[Collection entries]
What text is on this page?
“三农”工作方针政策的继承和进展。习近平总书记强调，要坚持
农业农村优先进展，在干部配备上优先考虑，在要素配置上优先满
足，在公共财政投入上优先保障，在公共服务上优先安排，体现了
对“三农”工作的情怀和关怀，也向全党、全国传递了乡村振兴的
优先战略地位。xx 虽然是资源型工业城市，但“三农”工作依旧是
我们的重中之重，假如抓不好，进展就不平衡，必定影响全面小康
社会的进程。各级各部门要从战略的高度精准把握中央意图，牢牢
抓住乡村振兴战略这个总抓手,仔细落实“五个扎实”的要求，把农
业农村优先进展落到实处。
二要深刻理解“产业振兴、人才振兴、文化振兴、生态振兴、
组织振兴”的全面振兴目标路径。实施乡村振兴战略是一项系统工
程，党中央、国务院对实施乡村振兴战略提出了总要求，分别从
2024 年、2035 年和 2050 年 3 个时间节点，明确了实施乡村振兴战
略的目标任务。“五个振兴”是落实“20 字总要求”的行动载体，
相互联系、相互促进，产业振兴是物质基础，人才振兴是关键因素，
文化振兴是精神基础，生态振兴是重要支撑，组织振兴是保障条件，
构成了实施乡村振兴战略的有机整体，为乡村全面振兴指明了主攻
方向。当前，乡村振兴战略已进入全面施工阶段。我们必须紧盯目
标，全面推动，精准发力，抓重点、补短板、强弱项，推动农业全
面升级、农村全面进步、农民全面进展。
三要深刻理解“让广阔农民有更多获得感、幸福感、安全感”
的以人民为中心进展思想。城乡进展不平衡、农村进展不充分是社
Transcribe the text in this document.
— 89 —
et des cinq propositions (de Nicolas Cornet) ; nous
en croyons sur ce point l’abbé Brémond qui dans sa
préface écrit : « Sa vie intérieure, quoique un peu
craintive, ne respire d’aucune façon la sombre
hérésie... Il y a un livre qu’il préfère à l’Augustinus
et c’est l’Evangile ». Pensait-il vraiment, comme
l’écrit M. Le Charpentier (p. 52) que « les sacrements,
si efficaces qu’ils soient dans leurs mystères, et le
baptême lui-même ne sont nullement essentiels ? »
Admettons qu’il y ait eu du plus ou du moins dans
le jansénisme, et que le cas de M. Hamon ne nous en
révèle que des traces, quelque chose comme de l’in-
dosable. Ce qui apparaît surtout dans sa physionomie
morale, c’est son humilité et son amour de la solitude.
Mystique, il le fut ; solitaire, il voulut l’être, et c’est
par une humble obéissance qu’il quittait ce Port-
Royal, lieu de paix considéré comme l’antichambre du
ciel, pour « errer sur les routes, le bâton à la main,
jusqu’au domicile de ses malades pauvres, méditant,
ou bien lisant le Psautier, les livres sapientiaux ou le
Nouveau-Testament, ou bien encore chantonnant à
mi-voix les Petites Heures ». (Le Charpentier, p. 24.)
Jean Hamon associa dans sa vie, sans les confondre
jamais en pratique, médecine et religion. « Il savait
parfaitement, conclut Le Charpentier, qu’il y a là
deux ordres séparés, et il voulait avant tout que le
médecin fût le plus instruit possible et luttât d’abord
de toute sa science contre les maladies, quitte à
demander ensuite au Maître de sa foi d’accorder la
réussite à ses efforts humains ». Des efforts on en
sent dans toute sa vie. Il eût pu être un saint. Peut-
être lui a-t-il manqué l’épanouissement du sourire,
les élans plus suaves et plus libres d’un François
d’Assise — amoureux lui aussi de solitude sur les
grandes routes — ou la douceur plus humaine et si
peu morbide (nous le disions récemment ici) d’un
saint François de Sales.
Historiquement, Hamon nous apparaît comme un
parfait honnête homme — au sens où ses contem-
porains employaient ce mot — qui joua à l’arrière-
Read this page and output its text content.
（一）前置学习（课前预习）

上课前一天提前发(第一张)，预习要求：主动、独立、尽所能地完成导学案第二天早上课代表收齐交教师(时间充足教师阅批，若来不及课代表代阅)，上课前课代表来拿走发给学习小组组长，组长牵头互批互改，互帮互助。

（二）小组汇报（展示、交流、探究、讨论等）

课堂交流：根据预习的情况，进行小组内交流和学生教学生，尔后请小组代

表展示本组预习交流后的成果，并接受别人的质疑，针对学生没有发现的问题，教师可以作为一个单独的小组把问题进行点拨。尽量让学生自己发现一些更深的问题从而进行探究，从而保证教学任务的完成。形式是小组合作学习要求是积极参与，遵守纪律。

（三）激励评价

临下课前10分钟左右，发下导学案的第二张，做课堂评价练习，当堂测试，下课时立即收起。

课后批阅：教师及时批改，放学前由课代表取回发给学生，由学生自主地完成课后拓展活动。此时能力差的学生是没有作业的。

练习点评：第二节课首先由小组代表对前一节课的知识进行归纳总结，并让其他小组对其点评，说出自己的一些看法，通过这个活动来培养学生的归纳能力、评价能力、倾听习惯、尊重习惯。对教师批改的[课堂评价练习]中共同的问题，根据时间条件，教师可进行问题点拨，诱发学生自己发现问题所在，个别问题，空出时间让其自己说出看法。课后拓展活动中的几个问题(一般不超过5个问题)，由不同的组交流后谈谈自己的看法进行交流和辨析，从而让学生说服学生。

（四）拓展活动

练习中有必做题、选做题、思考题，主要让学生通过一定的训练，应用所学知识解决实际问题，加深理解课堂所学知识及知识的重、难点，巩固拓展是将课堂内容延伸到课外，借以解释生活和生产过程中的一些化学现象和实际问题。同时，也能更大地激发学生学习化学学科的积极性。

**Instructions for the task**
Look through the data above. Find each line with the string "routes" and copy it.

**Result below**
ciel, pour « errer sur les routes, le bâton à la main,
grandes routes — ou la douceur plus humaine et si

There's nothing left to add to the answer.